== Items ==

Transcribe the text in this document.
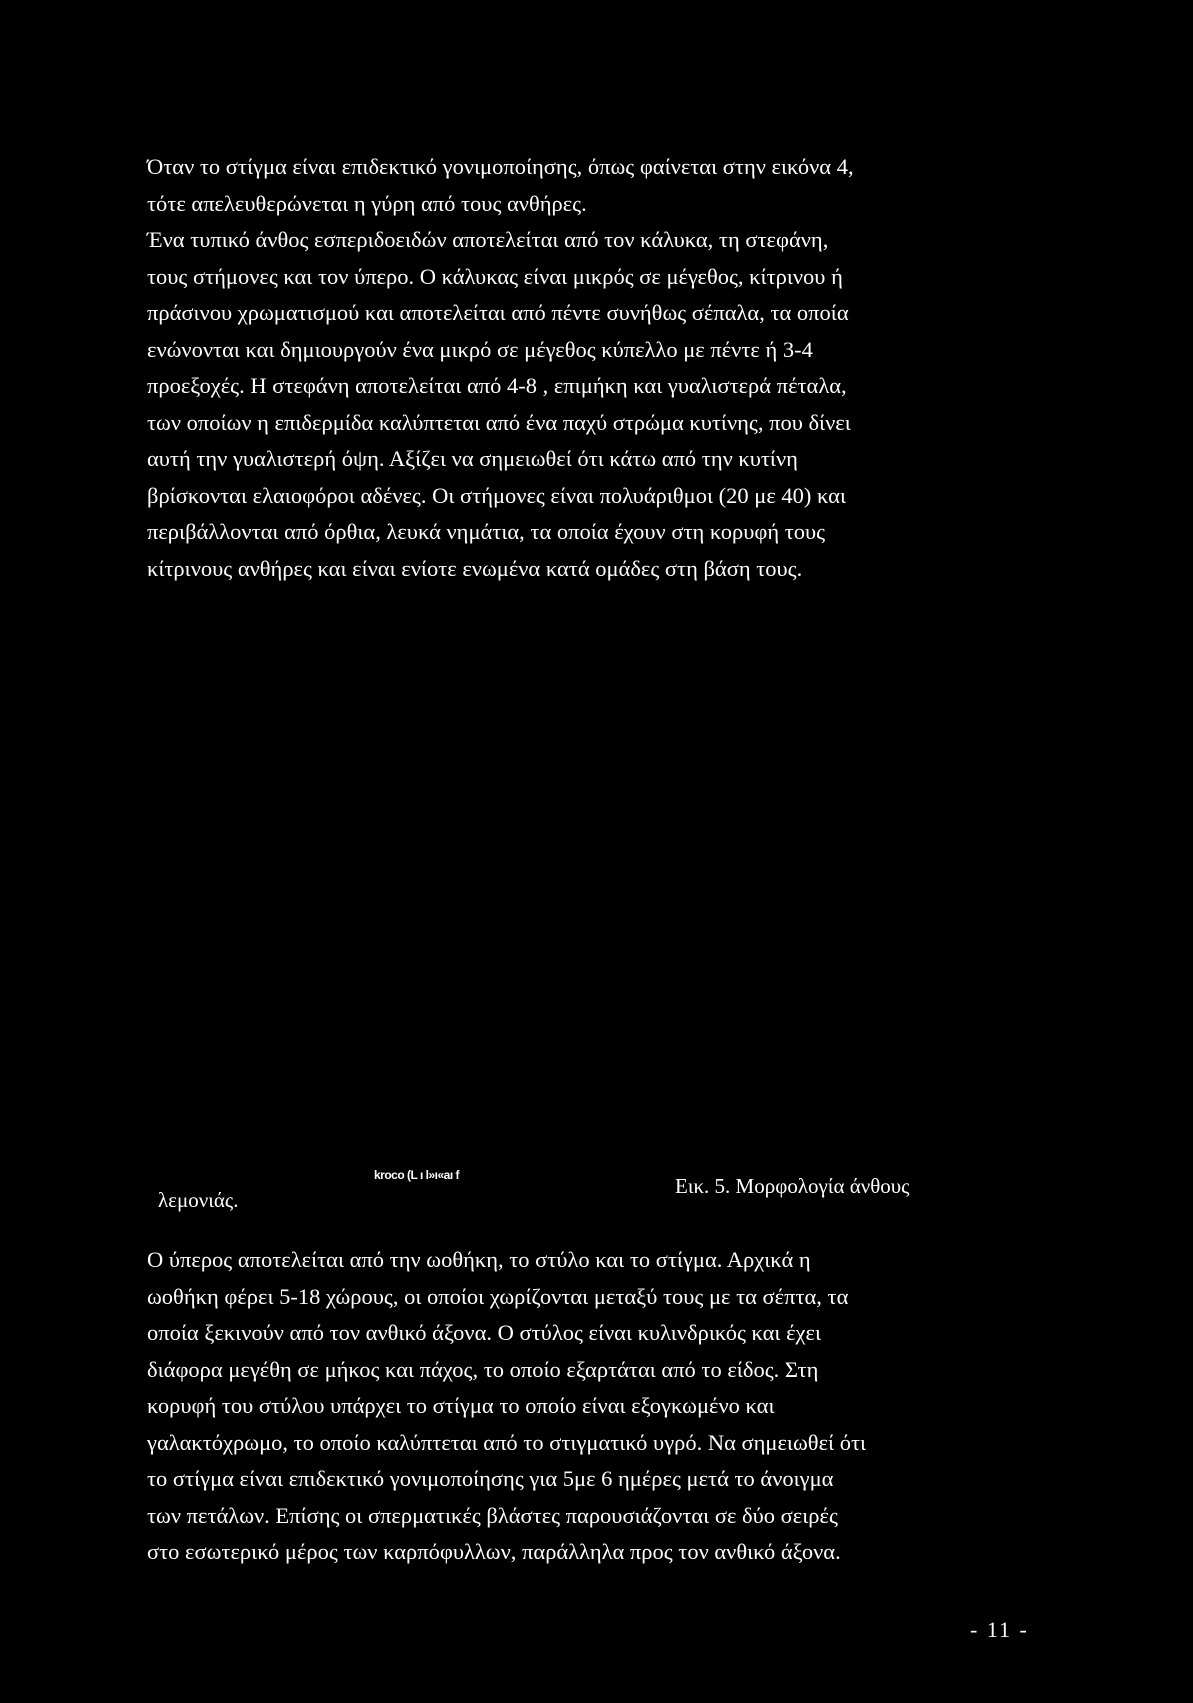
Όταν το στίγμα είναι επιδεκτικό γονιμοποίησης, όπως φαίνεται στην εικόνα 4,
τότε απελευθερώνεται η γύρη από τους ανθήρες.
Ένα τυπικό άνθος εσπεριδοειδών αποτελείται από τον κάλυκα, τη στεφάνη,
τους στήμονες και τον ύπερο. Ο κάλυκας είναι μικρός σε μέγεθος, κίτρινου ή
πράσινου χρωματισμού και αποτελείται από πέντε συνήθως σέπαλα, τα οποία
ενώνονται και δημιουργούν ένα μικρό σε μέγεθος κύπελλο με πέντε ή 3-4
προεξοχές. Η στεφάνη αποτελείται από 4-8 , επιμήκη και γυαλιστερά πέταλα,
των οποίων η επιδερμίδα καλύπτεται από ένα παχύ στρώμα κυτίνης, που δίνει
αυτή την γυαλιστερή όψη. Αξίζει να σημειωθεί ότι κάτω από την κυτίνη
βρίσκονται ελαιοφόροι αδένες. Οι στήμονες είναι πολυάριθμοι (20 με 40) και
περιβάλλονται από όρθια, λευκά νημάτια, τα οποία έχουν στη κορυφή τους
κίτρινους ανθήρες και είναι ενίοτε ενωμένα κατά ομάδες στη βάση τους.
λεμονιάς.
kroco (L ı l»ı«aı f	Εικ. 5. Μορφολογία άνθους
Ο ύπερος αποτελείται από την ωοθήκη, το στύλο και το στίγμα. Αρχικά η
ωοθήκη φέρει 5-18 χώρους, οι οποίοι χωρίζονται μεταξύ τους με τα σέπτα, τα
οποία ξεκινούν από τον ανθικό άξονα. Ο στύλος είναι κυλινδρικός και έχει
διάφορα μεγέθη σε μήκος και πάχος, το οποίο εξαρτάται από το είδος. Στη
κορυφή του στύλου υπάρχει το στίγμα το οποίο είναι εξογκωμένο και
γαλακτόχρωμο, το οποίο καλύπτεται από το στιγματικό υγρό. Να σημειωθεί ότι
το στίγμα είναι επιδεκτικό γονιμοποίησης για 5με 6 ημέρες μετά το άνοιγμα
των πετάλων. Επίσης οι σπερματικές βλάστες παρουσιάζονται σε δύο σειρές
στο εσωτερικό μέρος των καρπόφυλλων, παράλληλα προς τον ανθικό άξονα.
- 11 -
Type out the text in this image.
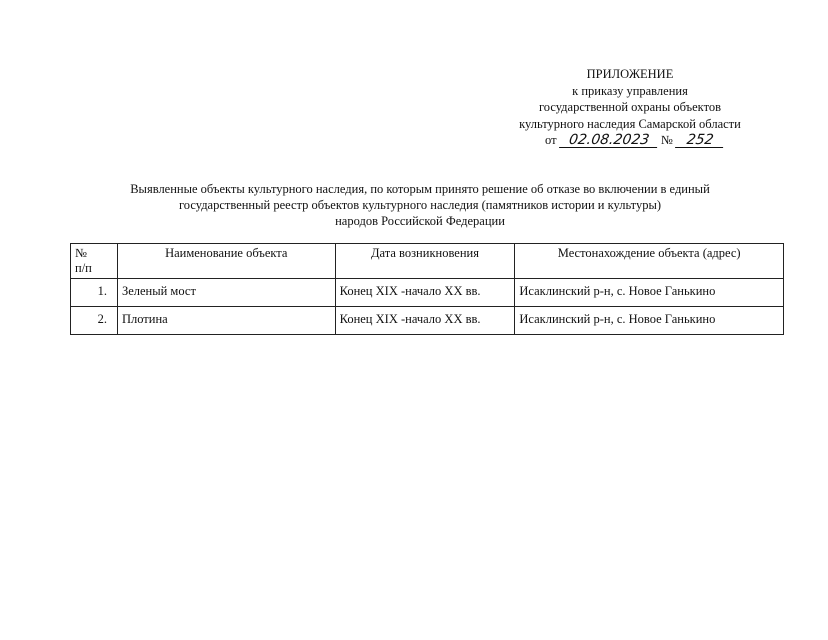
ПРИЛОЖЕНИЕ
к приказу управления
государственной охраны объектов
культурного наследия Самарской области
от 02.08.2023 № 252
Выявленные объекты культурного наследия, по которым принято решение об отказе во включении в единый
государственный реестр объектов культурного наследия (памятников истории и культуры)
народов Российской Федерации
№
п/п	Наименование объекта	Дата возникновения	Местонахождение объекта (адрес)
1.	Зеленый мост	Конец XIX -начало XX вв.	Исаклинский р-н, с. Новое Ганькино
2.	Плотина	Конец XIX -начало XX вв.	Исаклинский р-н, с. Новое Ганькино
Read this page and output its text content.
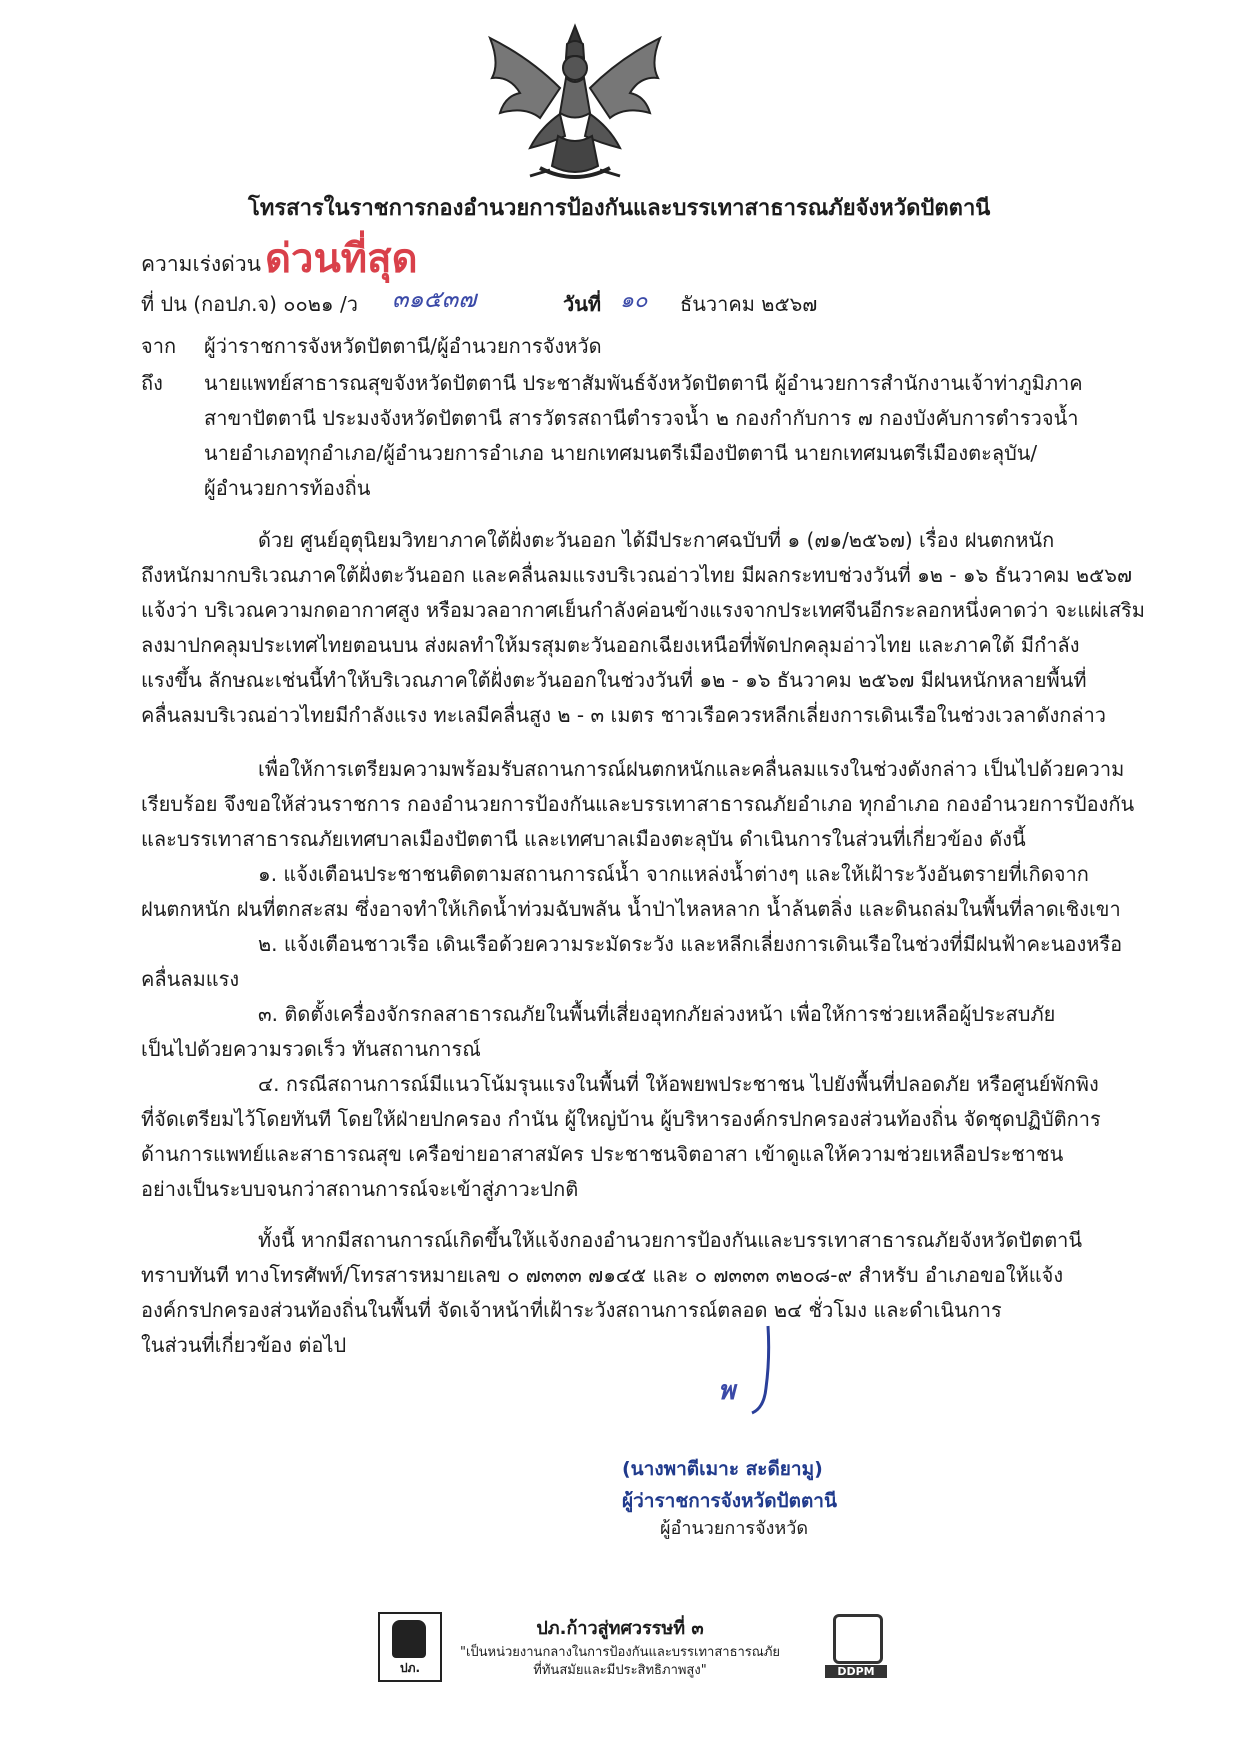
โทรสารในราชการกองอำนวยการป้องกันและบรรเทาสาธารณภัยจังหวัดปัตตานี
ความเร่งด่วน ด่วนที่สุด
ที่ ปน (กอปภ.จ) ๐๐๒๑ /ว ๓๑๕๓๗	วันที่ ๑๐ ธันวาคม ๒๕๖๗
จาก ผู้ว่าราชการจังหวัดปัตตานี/ผู้อำนวยการจังหวัด
ถึง นายแพทย์สาธารณสุขจังหวัดปัตตานี ประชาสัมพันธ์จังหวัดปัตตานี ผู้อำนวยการสำนักงานเจ้าท่าภูมิภาค
สาขาปัตตานี ประมงจังหวัดปัตตานี สารวัตรสถานีตำรวจน้ำ ๒ กองกำกับการ ๗ กองบังคับการตำรวจน้ำ
นายอำเภอทุกอำเภอ/ผู้อำนวยการอำเภอ นายกเทศมนตรีเมืองปัตตานี นายกเทศมนตรีเมืองตะลุบัน/
ผู้อำนวยการท้องถิ่น
ด้วย ศูนย์อุตุนิยมวิทยาภาคใต้ฝั่งตะวันออก ได้มีประกาศฉบับที่ ๑ (๗๑/๒๕๖๗) เรื่อง ฝนตกหนัก
ถึงหนักมากบริเวณภาคใต้ฝั่งตะวันออก และคลื่นลมแรงบริเวณอ่าวไทย มีผลกระทบช่วงวันที่ ๑๒ - ๑๖ ธันวาคม ๒๕๖๗
แจ้งว่า บริเวณความกดอากาศสูง หรือมวลอากาศเย็นกำลังค่อนข้างแรงจากประเทศจีนอีกระลอกหนึ่งคาดว่า จะแผ่เสริม
ลงมาปกคลุมประเทศไทยตอนบน ส่งผลทำให้มรสุมตะวันออกเฉียงเหนือที่พัดปกคลุมอ่าวไทย และภาคใต้ มีกำลัง
แรงขึ้น ลักษณะเช่นนี้ทำให้บริเวณภาคใต้ฝั่งตะวันออกในช่วงวันที่ ๑๒ - ๑๖ ธันวาคม ๒๕๖๗ มีฝนหนักหลายพื้นที่
คลื่นลมบริเวณอ่าวไทยมีกำลังแรง ทะเลมีคลื่นสูง ๒ - ๓ เมตร ชาวเรือควรหลีกเลี่ยงการเดินเรือในช่วงเวลาดังกล่าว
เพื่อให้การเตรียมความพร้อมรับสถานการณ์ฝนตกหนักและคลื่นลมแรงในช่วงดังกล่าว เป็นไปด้วยความ
เรียบร้อย จึงขอให้ส่วนราชการ กองอำนวยการป้องกันและบรรเทาสาธารณภัยอำเภอ ทุกอำเภอ กองอำนวยการป้องกัน
และบรรเทาสาธารณภัยเทศบาลเมืองปัตตานี และเทศบาลเมืองตะลุบัน ดำเนินการในส่วนที่เกี่ยวข้อง ดังนี้
๑. แจ้งเตือนประชาชนติดตามสถานการณ์น้ำ จากแหล่งน้ำต่างๆ และให้เฝ้าระวังอันตรายที่เกิดจาก
ฝนตกหนัก ฝนที่ตกสะสม ซึ่งอาจทำให้เกิดน้ำท่วมฉับพลัน น้ำป่าไหลหลาก น้ำล้นตลิ่ง และดินถล่มในพื้นที่ลาดเชิงเขา
๒. แจ้งเตือนชาวเรือ เดินเรือด้วยความระมัดระวัง และหลีกเลี่ยงการเดินเรือในช่วงที่มีฝนฟ้าคะนองหรือ
คลื่นลมแรง
๓. ติดตั้งเครื่องจักรกลสาธารณภัยในพื้นที่เสี่ยงอุทกภัยล่วงหน้า เพื่อให้การช่วยเหลือผู้ประสบภัย
เป็นไปด้วยความรวดเร็ว ทันสถานการณ์
๔. กรณีสถานการณ์มีแนวโน้มรุนแรงในพื้นที่ ให้อพยพประชาชน ไปยังพื้นที่ปลอดภัย หรือศูนย์พักพิง
ที่จัดเตรียมไว้โดยทันที โดยให้ฝ่ายปกครอง กำนัน ผู้ใหญ่บ้าน ผู้บริหารองค์กรปกครองส่วนท้องถิ่น จัดชุดปฏิบัติการ
ด้านการแพทย์และสาธารณสุข เครือข่ายอาสาสมัคร ประชาชนจิตอาสา เข้าดูแลให้ความช่วยเหลือประชาชน
อย่างเป็นระบบจนกว่าสถานการณ์จะเข้าสู่ภาวะปกติ
ทั้งนี้ หากมีสถานการณ์เกิดขึ้นให้แจ้งกองอำนวยการป้องกันและบรรเทาสาธารณภัยจังหวัดปัตตานี
ทราบทันที ทางโทรศัพท์/โทรสารหมายเลข ๐ ๗๓๓๓ ๗๑๔๕ และ ๐ ๗๓๓๓ ๓๒๐๘-๙ สำหรับ อำเภอขอให้แจ้ง
องค์กรปกครองส่วนท้องถิ่นในพื้นที่ จัดเจ้าหน้าที่เฝ้าระวังสถานการณ์ตลอด ๒๔ ชั่วโมง และดำเนินการ
ในส่วนที่เกี่ยวข้อง ต่อไป
พ
(นางพาตีเมาะ สะดียามู)
ผู้ว่าราชการจังหวัดปัตตานี
ผู้อำนวยการจังหวัด
ปภ.
ปภ.ก้าวสู่ทศวรรษที่ ๓
"เป็นหน่วยงานกลางในการป้องกันและบรรเทาสาธารณภัย
ที่ทันสมัยและมีประสิทธิภาพสูง"	DDPM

== Do this ==
Extract every line above that contains the word "σημειωθεί".

== Answer to the exercise ==
αυτή την γυαλιστερή όψη. Αξίζει να σημειωθεί ότι κάτω από την κυτίνη
γαλακτόχρωμο, το οποίο καλύπτεται από το στιγματικό υγρό. Να σημειωθεί ότι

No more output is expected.